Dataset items

╔══

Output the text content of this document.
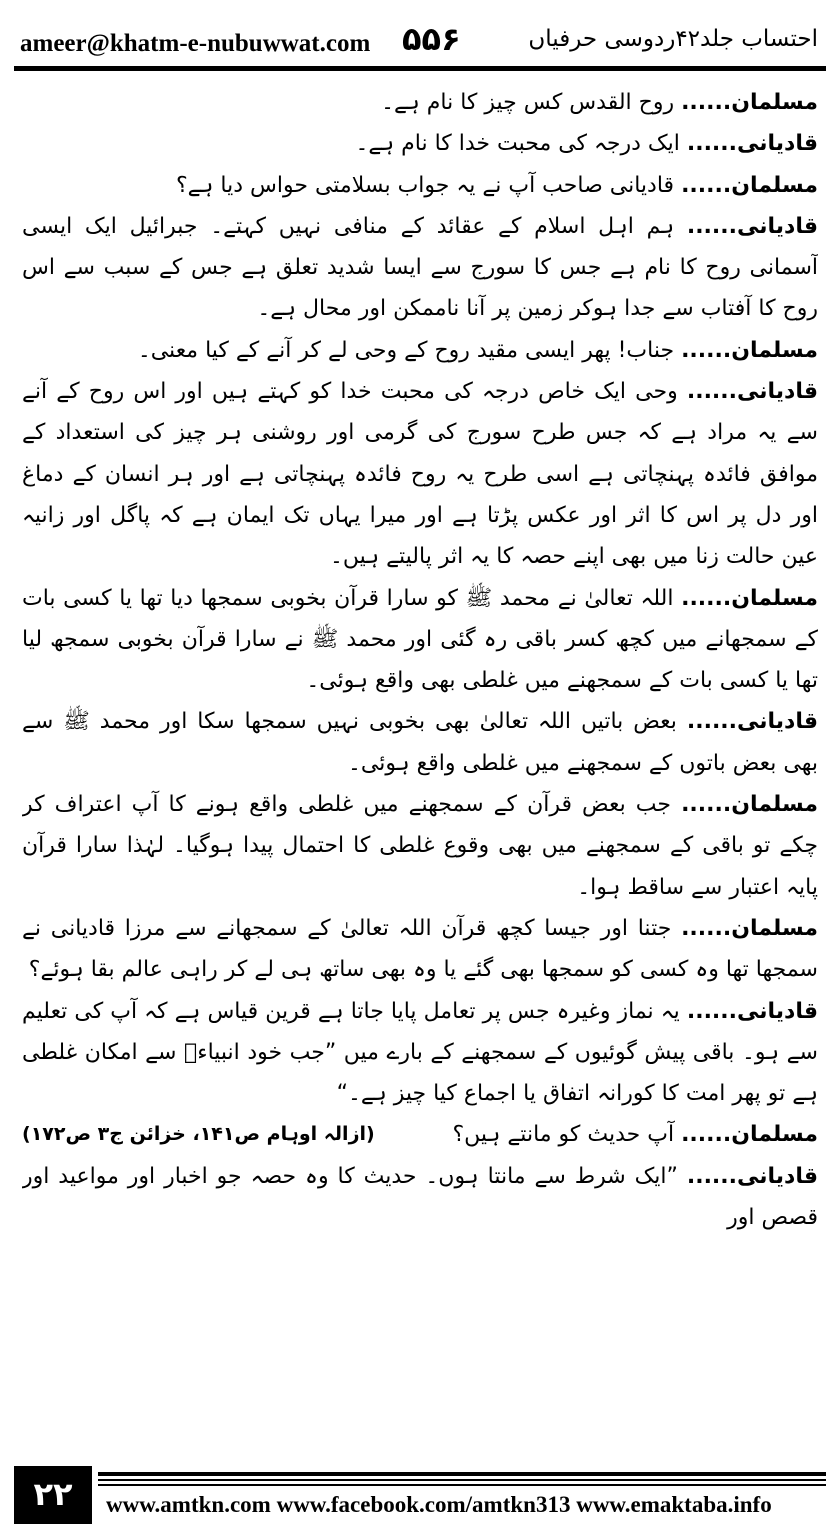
ameer@khatm-e-nubuwwat.com ۵۵۶	احتساب جلد۴۲ردوسی حرفیاں

مسلمان...... روح القدس کس چیز کا نام ہے۔

قادیانی...... ایک درجہ کی محبت خدا کا نام ہے۔

مسلمان...... قادیانی صاحب آپ نے یہ جواب بسلامتی حواس دیا ہے؟

قادیانی...... ہم اہل اسلام کے عقائد کے منافی نہیں کہتے۔ جبرائیل ایک ایسی آسمانی روح کا نام ہے جس کا سورج سے ایسا شدید تعلق ہے جس کے سبب سے اس روح کا آفتاب سے جدا ہوکر زمین پر آنا ناممکن اور محال ہے۔

مسلمان...... جناب! پھر ایسی مقید روح کے وحی لے کر آنے کے کیا معنی۔

قادیانی...... وحی ایک خاص درجہ کی محبت خدا کو کہتے ہیں اور اس روح کے آنے سے یہ مراد ہے کہ جس طرح سورج کی گرمی اور روشنی ہر چیز کی استعداد کے موافق فائدہ پہنچاتی ہے اسی طرح یہ روح فائدہ پہنچاتی ہے اور ہر انسان کے دماغ اور دل پر اس کا اثر اور عکس پڑتا ہے اور میرا یہاں تک ایمان ہے کہ پاگل اور زانیہ عین حالت زنا میں بھی اپنے حصہ کا یہ اثر پالیتے ہیں۔

مسلمان...... اللہ تعالیٰ نے محمد ﷺ کو سارا قرآن بخوبی سمجھا دیا تھا یا کسی بات کے سمجھانے میں کچھ کسر باقی رہ گئی اور محمد ﷺ نے سارا قرآن بخوبی سمجھ لیا تھا یا کسی بات کے سمجھنے میں غلطی بھی واقع ہوئی۔

قادیانی...... بعض باتیں اللہ تعالیٰ بھی بخوبی نہیں سمجھا سکا اور محمد ﷺ سے بھی بعض باتوں کے سمجھنے میں غلطی واقع ہوئی۔

مسلمان...... جب بعض قرآن کے سمجھنے میں غلطی واقع ہونے کا آپ اعتراف کر چکے تو باقی کے سمجھنے میں بھی وقوع غلطی کا احتمال پیدا ہوگیا۔ لہٰذا سارا قرآن پایہ اعتبار سے ساقط ہوا۔

مسلمان...... جتنا اور جیسا کچھ قرآن اللہ تعالیٰ کے سمجھانے سے مرزا قادیانی نے سمجھا تھا وہ کسی کو سمجھا بھی گئے یا وہ بھی ساتھ ہی لے کر راہی عالم بقا ہوئے؟

قادیانی...... یہ نماز وغیرہ جس پر تعامل پایا جاتا ہے قرین قیاس ہے کہ آپ کی تعلیم سے ہو۔ باقی پیش گوئیوں کے سمجھنے کے بارے میں ”جب خود انبیاءؑ سے امکان غلطی ہے تو پھر امت کا کورانہ اتفاق یا اجماع کیا چیز ہے۔“
(ازالہ اوہام ص۱۴۱، خزائن ج۳ ص۱۷۲)	مسلمان...... آپ حدیث کو مانتے ہیں؟

قادیانی...... ”ایک شرط سے مانتا ہوں۔ حدیث کا وہ حصہ جو اخبار اور مواعید اور قصص اور

۲۲	www.amtkn.com www.facebook.com/amtkn313 www.emaktaba.info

╚══

> _Exercise goal_
Leave out the pictures and copy everything else in the records word for word.

> _Expected answer_
Output the text content of this document.
ameer@khatm-e-nubuwwat.com ۵۵۶	احتساب جلد۴۲ردوسی حرفیاں

مسلمان...... روح القدس کس چیز کا نام ہے۔

قادیانی...... ایک درجہ کی محبت خدا کا نام ہے۔

مسلمان...... قادیانی صاحب آپ نے یہ جواب بسلامتی حواس دیا ہے؟

قادیانی...... ہم اہل اسلام کے عقائد کے منافی نہیں کہتے۔ جبرائیل ایک ایسی آسمانی روح کا نام ہے جس کا سورج سے ایسا شدید تعلق ہے جس کے سبب سے اس روح کا آفتاب سے جدا ہوکر زمین پر آنا ناممکن اور محال ہے۔

مسلمان...... جناب! پھر ایسی مقید روح کے وحی لے کر آنے کے کیا معنی۔

قادیانی...... وحی ایک خاص درجہ کی محبت خدا کو کہتے ہیں اور اس روح کے آنے سے یہ مراد ہے کہ جس طرح سورج کی گرمی اور روشنی ہر چیز کی استعداد کے موافق فائدہ پہنچاتی ہے اسی طرح یہ روح فائدہ پہنچاتی ہے اور ہر انسان کے دماغ اور دل پر اس کا اثر اور عکس پڑتا ہے اور میرا یہاں تک ایمان ہے کہ پاگل اور زانیہ عین حالت زنا میں بھی اپنے حصہ کا یہ اثر پالیتے ہیں۔

مسلمان...... اللہ تعالیٰ نے محمد ﷺ کو سارا قرآن بخوبی سمجھا دیا تھا یا کسی بات کے سمجھانے میں کچھ کسر باقی رہ گئی اور محمد ﷺ نے سارا قرآن بخوبی سمجھ لیا تھا یا کسی بات کے سمجھنے میں غلطی بھی واقع ہوئی۔

قادیانی...... بعض باتیں اللہ تعالیٰ بھی بخوبی نہیں سمجھا سکا اور محمد ﷺ سے بھی بعض باتوں کے سمجھنے میں غلطی واقع ہوئی۔

مسلمان...... جب بعض قرآن کے سمجھنے میں غلطی واقع ہونے کا آپ اعتراف کر چکے تو باقی کے سمجھنے میں بھی وقوع غلطی کا احتمال پیدا ہوگیا۔ لہٰذا سارا قرآن پایہ اعتبار سے ساقط ہوا۔

مسلمان...... جتنا اور جیسا کچھ قرآن اللہ تعالیٰ کے سمجھانے سے مرزا قادیانی نے سمجھا تھا وہ کسی کو سمجھا بھی گئے یا وہ بھی ساتھ ہی لے کر راہی عالم بقا ہوئے؟

قادیانی...... یہ نماز وغیرہ جس پر تعامل پایا جاتا ہے قرین قیاس ہے کہ آپ کی تعلیم سے ہو۔ باقی پیش گوئیوں کے سمجھنے کے بارے میں ”جب خود انبیاءؑ سے امکان غلطی ہے تو پھر امت کا کورانہ اتفاق یا اجماع کیا چیز ہے۔“
(ازالہ اوہام ص۱۴۱، خزائن ج۳ ص۱۷۲)	مسلمان...... آپ حدیث کو مانتے ہیں؟

قادیانی...... ”ایک شرط سے مانتا ہوں۔ حدیث کا وہ حصہ جو اخبار اور مواعید اور قصص اور

۲۲	www.amtkn.com www.facebook.com/amtkn313 www.emaktaba.info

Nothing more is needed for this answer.